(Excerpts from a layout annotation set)
============
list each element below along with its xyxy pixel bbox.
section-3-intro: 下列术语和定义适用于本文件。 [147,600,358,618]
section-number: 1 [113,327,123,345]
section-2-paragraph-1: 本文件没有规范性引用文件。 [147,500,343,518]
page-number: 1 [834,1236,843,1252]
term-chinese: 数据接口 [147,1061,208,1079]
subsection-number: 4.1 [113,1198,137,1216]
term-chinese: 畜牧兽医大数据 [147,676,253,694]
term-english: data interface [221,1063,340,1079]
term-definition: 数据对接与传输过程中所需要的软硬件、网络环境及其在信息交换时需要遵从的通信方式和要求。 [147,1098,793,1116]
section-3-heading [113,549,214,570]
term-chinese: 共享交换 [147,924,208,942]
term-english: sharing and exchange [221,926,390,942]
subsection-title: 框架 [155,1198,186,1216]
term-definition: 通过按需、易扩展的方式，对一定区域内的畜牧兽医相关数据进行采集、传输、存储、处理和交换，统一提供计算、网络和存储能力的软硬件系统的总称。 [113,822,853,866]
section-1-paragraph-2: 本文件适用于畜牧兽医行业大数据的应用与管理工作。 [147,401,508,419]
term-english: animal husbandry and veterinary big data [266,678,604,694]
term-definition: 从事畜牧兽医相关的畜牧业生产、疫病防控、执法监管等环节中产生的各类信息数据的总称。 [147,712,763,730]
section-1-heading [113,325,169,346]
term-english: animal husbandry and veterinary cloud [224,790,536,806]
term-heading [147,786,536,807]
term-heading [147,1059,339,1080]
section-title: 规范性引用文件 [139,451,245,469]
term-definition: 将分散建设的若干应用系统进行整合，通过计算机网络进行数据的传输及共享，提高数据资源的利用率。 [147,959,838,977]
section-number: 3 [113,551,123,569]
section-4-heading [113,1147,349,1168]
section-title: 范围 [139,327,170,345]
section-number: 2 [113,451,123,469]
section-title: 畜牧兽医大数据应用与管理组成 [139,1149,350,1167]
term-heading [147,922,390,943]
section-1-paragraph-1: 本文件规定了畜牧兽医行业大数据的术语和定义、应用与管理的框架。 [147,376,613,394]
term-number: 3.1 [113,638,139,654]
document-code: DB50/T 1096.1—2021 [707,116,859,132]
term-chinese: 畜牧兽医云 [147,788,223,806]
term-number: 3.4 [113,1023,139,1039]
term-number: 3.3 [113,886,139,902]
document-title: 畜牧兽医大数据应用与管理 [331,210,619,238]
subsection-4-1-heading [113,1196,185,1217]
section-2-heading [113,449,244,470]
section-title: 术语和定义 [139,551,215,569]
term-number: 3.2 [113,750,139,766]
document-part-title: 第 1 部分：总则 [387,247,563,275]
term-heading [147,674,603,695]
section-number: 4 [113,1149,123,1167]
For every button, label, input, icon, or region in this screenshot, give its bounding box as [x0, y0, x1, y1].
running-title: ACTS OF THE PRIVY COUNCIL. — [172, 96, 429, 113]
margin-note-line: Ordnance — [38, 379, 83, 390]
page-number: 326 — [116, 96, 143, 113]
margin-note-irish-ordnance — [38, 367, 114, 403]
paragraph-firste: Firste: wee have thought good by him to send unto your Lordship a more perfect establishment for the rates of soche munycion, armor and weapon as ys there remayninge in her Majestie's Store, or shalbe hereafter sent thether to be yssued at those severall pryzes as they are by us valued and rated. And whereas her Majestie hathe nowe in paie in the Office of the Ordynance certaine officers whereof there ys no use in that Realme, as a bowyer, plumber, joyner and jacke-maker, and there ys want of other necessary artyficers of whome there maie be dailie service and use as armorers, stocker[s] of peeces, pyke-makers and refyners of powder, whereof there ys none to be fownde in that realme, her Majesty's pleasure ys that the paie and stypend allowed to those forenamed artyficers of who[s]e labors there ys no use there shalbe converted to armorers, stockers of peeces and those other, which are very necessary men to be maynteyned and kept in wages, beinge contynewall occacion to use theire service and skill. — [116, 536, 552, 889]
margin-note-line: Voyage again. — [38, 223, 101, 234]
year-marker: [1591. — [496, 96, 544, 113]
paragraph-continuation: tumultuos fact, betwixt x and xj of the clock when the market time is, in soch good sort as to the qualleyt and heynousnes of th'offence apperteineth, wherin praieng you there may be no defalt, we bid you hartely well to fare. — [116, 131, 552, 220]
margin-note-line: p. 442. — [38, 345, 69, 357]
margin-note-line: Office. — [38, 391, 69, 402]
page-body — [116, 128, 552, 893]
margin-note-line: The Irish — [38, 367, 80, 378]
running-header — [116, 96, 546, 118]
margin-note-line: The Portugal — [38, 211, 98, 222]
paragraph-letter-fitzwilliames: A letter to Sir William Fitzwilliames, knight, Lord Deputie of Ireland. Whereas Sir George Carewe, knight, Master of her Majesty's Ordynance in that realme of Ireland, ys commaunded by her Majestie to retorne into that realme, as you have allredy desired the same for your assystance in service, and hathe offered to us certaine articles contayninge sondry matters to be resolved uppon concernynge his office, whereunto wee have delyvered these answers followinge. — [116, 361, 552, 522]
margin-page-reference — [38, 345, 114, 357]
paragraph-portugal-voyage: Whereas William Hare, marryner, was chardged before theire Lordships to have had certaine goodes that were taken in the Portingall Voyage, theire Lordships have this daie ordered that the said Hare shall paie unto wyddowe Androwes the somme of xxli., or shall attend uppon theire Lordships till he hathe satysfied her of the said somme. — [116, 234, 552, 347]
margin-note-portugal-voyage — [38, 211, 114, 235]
============
§ Exercise task
Please quote the data above verbatim, everything from the first line down to the line containing "subsection-number: 4.1 [113,1198,137,1216]", including that line.

§ Solution to this task
list each element below along with its xyxy pixel bbox.
section-3-intro: 下列术语和定义适用于本文件。 [147,600,358,618]
section-number: 1 [113,327,123,345]
section-2-paragraph-1: 本文件没有规范性引用文件。 [147,500,343,518]
page-number: 1 [834,1236,843,1252]
term-chinese: 数据接口 [147,1061,208,1079]
subsection-number: 4.1 [113,1198,137,1216]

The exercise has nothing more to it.